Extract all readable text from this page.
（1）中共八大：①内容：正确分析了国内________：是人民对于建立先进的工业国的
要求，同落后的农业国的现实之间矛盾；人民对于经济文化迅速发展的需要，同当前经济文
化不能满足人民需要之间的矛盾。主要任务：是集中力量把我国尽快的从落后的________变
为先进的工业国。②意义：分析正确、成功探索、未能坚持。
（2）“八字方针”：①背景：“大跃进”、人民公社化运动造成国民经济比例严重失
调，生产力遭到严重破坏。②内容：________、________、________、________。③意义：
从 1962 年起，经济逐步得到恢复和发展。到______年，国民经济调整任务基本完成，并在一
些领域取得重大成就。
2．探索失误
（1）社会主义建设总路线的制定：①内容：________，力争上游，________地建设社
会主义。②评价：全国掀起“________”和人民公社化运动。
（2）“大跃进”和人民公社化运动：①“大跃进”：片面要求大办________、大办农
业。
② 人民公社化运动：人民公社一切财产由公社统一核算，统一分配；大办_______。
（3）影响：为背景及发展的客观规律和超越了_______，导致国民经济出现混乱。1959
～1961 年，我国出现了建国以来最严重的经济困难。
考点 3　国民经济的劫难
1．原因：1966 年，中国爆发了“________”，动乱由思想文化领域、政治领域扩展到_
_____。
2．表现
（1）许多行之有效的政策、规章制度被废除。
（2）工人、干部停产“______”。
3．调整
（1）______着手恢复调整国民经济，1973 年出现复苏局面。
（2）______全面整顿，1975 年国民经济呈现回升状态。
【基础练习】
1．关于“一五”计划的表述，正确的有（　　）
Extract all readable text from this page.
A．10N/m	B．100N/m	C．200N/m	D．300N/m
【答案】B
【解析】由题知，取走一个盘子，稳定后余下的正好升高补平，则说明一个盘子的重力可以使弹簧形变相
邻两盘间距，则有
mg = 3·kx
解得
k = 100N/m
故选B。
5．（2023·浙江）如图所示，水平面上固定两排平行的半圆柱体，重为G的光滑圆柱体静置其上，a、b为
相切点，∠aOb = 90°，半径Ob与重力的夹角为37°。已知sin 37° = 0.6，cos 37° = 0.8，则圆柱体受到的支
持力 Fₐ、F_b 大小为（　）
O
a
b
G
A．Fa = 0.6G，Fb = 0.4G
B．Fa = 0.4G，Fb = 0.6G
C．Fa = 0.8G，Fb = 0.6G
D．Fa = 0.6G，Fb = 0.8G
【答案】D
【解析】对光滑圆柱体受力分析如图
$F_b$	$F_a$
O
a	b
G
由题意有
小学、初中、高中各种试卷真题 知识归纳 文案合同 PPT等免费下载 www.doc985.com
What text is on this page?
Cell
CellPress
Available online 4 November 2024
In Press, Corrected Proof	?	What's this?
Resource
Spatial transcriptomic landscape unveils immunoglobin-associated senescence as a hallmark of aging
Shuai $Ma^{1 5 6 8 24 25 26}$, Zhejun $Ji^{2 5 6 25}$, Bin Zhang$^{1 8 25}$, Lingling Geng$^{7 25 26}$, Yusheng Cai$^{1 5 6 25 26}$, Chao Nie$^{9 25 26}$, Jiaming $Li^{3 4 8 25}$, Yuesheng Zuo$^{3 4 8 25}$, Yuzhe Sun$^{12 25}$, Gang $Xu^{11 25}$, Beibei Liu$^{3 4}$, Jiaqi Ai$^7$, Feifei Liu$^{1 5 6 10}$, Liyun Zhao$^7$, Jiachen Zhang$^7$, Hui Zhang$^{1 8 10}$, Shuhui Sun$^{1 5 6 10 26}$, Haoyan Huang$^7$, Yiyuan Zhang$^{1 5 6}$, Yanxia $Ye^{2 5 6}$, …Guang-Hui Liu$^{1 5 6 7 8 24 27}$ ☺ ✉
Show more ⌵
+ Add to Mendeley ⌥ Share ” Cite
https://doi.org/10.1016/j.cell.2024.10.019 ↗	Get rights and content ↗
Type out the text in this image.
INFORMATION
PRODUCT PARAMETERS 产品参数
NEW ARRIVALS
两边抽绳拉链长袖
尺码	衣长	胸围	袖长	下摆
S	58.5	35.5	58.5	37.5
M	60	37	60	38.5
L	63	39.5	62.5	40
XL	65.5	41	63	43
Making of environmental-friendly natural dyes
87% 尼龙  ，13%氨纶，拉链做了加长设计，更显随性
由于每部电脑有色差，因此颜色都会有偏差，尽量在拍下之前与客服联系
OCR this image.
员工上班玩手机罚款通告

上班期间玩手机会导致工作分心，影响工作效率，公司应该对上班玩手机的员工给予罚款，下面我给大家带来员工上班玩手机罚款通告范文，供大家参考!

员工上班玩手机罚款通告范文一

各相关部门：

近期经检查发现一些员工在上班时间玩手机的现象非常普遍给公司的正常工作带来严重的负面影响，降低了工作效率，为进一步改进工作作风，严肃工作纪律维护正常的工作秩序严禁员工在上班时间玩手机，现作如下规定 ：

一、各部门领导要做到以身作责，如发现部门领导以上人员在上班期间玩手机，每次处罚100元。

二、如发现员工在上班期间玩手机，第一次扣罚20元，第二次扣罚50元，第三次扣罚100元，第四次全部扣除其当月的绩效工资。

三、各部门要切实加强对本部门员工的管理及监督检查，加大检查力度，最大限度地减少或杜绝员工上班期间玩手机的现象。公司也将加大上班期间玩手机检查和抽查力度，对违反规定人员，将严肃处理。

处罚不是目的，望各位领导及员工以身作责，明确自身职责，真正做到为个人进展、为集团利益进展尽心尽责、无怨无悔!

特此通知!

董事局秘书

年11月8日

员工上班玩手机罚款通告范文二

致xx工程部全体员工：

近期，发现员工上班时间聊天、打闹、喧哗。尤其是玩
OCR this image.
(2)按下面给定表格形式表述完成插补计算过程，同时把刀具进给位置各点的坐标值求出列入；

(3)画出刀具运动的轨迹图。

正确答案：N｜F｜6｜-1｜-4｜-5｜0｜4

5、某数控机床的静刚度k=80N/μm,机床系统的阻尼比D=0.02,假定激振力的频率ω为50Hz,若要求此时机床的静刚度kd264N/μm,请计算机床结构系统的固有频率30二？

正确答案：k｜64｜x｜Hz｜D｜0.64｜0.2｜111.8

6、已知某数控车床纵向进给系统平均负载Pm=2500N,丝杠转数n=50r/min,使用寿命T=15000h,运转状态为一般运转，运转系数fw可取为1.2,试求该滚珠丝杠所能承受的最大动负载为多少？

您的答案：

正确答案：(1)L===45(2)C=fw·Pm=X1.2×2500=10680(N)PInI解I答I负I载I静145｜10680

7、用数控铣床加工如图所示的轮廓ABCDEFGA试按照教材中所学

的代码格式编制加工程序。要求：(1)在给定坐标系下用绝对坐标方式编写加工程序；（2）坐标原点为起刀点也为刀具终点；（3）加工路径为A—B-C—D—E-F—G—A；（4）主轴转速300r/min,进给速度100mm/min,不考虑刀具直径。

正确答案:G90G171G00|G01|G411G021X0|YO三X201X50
◇ ◇ ◇ ◇
** Requirement **
Extract the data in full. Keep it word for word.

** Result of the task **
Extract all readable text from this page.
（1）中共八大：①内容：正确分析了国内________：是人民对于建立先进的工业国的
要求，同落后的农业国的现实之间矛盾；人民对于经济文化迅速发展的需要，同当前经济文
化不能满足人民需要之间的矛盾。主要任务：是集中力量把我国尽快的从落后的________变
为先进的工业国。②意义：分析正确、成功探索、未能坚持。
（2）“八字方针”：①背景：“大跃进”、人民公社化运动造成国民经济比例严重失
调，生产力遭到严重破坏。②内容：________、________、________、________。③意义：
从 1962 年起，经济逐步得到恢复和发展。到______年，国民经济调整任务基本完成，并在一
些领域取得重大成就。
2．探索失误
（1）社会主义建设总路线的制定：①内容：________，力争上游，________地建设社
会主义。②评价：全国掀起“________”和人民公社化运动。
（2）“大跃进”和人民公社化运动：①“大跃进”：片面要求大办________、大办农
业。
② 人民公社化运动：人民公社一切财产由公社统一核算，统一分配；大办_______。
（3）影响：为背景及发展的客观规律和超越了_______，导致国民经济出现混乱。1959
～1961 年，我国出现了建国以来最严重的经济困难。
考点 3　国民经济的劫难
1．原因：1966 年，中国爆发了“________”，动乱由思想文化领域、政治领域扩展到_
_____。
2．表现
（1）许多行之有效的政策、规章制度被废除。
（2）工人、干部停产“______”。
3．调整
（1）______着手恢复调整国民经济，1973 年出现复苏局面。
（2）______全面整顿，1975 年国民经济呈现回升状态。
【基础练习】
1．关于“一五”计划的表述，正确的有（　　）
Extract all readable text from this page.
A．10N/m	B．100N/m	C．200N/m	D．300N/m
【答案】B
【解析】由题知，取走一个盘子，稳定后余下的正好升高补平，则说明一个盘子的重力可以使弹簧形变相
邻两盘间距，则有
mg = 3·kx
解得
k = 100N/m
故选B。
5．（2023·浙江）如图所示，水平面上固定两排平行的半圆柱体，重为G的光滑圆柱体静置其上，a、b为
相切点，∠aOb = 90°，半径Ob与重力的夹角为37°。已知sin 37° = 0.6，cos 37° = 0.8，则圆柱体受到的支
持力 Fₐ、F_b 大小为（　）
O
a
b
G
A．Fa = 0.6G，Fb = 0.4G
B．Fa = 0.4G，Fb = 0.6G
C．Fa = 0.8G，Fb = 0.6G
D．Fa = 0.6G，Fb = 0.8G
【答案】D
【解析】对光滑圆柱体受力分析如图
$F_b$	$F_a$
O
a	b
G
由题意有
小学、初中、高中各种试卷真题 知识归纳 文案合同 PPT等免费下载 www.doc985.com
What text is on this page?
Cell
CellPress
Available online 4 November 2024
In Press, Corrected Proof	?	What's this?
Resource
Spatial transcriptomic landscape unveils immunoglobin-associated senescence as a hallmark of aging
Shuai $Ma^{1 5 6 8 24 25 26}$, Zhejun $Ji^{2 5 6 25}$, Bin Zhang$^{1 8 25}$, Lingling Geng$^{7 25 26}$, Yusheng Cai$^{1 5 6 25 26}$, Chao Nie$^{9 25 26}$, Jiaming $Li^{3 4 8 25}$, Yuesheng Zuo$^{3 4 8 25}$, Yuzhe Sun$^{12 25}$, Gang $Xu^{11 25}$, Beibei Liu$^{3 4}$, Jiaqi Ai$^7$, Feifei Liu$^{1 5 6 10}$, Liyun Zhao$^7$, Jiachen Zhang$^7$, Hui Zhang$^{1 8 10}$, Shuhui Sun$^{1 5 6 10 26}$, Haoyan Huang$^7$, Yiyuan Zhang$^{1 5 6}$, Yanxia $Ye^{2 5 6}$, …Guang-Hui Liu$^{1 5 6 7 8 24 27}$ ☺ ✉
Show more ⌵
+ Add to Mendeley ⌥ Share ” Cite
https://doi.org/10.1016/j.cell.2024.10.019 ↗	Get rights and content ↗
Type out the text in this image.
INFORMATION
PRODUCT PARAMETERS 产品参数
NEW ARRIVALS
两边抽绳拉链长袖
尺码	衣长	胸围	袖长	下摆
S	58.5	35.5	58.5	37.5
M	60	37	60	38.5
L	63	39.5	62.5	40
XL	65.5	41	63	43
Making of environmental-friendly natural dyes
87% 尼龙  ，13%氨纶，拉链做了加长设计，更显随性
由于每部电脑有色差，因此颜色都会有偏差，尽量在拍下之前与客服联系
OCR this image.
员工上班玩手机罚款通告

上班期间玩手机会导致工作分心，影响工作效率，公司应该对上班玩手机的员工给予罚款，下面我给大家带来员工上班玩手机罚款通告范文，供大家参考!

员工上班玩手机罚款通告范文一

各相关部门：

近期经检查发现一些员工在上班时间玩手机的现象非常普遍给公司的正常工作带来严重的负面影响，降低了工作效率，为进一步改进工作作风，严肃工作纪律维护正常的工作秩序严禁员工在上班时间玩手机，现作如下规定 ：

一、各部门领导要做到以身作责，如发现部门领导以上人员在上班期间玩手机，每次处罚100元。

二、如发现员工在上班期间玩手机，第一次扣罚20元，第二次扣罚50元，第三次扣罚100元，第四次全部扣除其当月的绩效工资。

三、各部门要切实加强对本部门员工的管理及监督检查，加大检查力度，最大限度地减少或杜绝员工上班期间玩手机的现象。公司也将加大上班期间玩手机检查和抽查力度，对违反规定人员，将严肃处理。

处罚不是目的，望各位领导及员工以身作责，明确自身职责，真正做到为个人进展、为集团利益进展尽心尽责、无怨无悔!

特此通知!

董事局秘书

年11月8日

员工上班玩手机罚款通告范文二

致xx工程部全体员工：

近期，发现员工上班时间聊天、打闹、喧哗。尤其是玩
OCR this image.
(2)按下面给定表格形式表述完成插补计算过程，同时把刀具进给位置各点的坐标值求出列入；

(3)画出刀具运动的轨迹图。

正确答案：N｜F｜6｜-1｜-4｜-5｜0｜4

5、某数控机床的静刚度k=80N/μm,机床系统的阻尼比D=0.02,假定激振力的频率ω为50Hz,若要求此时机床的静刚度kd264N/μm,请计算机床结构系统的固有频率30二？

正确答案：k｜64｜x｜Hz｜D｜0.64｜0.2｜111.8

6、已知某数控车床纵向进给系统平均负载Pm=2500N,丝杠转数n=50r/min,使用寿命T=15000h,运转状态为一般运转，运转系数fw可取为1.2,试求该滚珠丝杠所能承受的最大动负载为多少？

您的答案：

正确答案：(1)L===45(2)C=fw·Pm=X1.2×2500=10680(N)PInI解I答I负I载I静145｜10680

7、用数控铣床加工如图所示的轮廓ABCDEFGA试按照教材中所学

的代码格式编制加工程序。要求：(1)在给定坐标系下用绝对坐标方式编写加工程序；（2）坐标原点为起刀点也为刀具终点；（3）加工路径为A—B-C—D—E-F—G—A；（4）主轴转速300r/min,进给速度100mm/min,不考虑刀具直径。

正确答案:G90G171G00|G01|G411G021X0|YO三X201X50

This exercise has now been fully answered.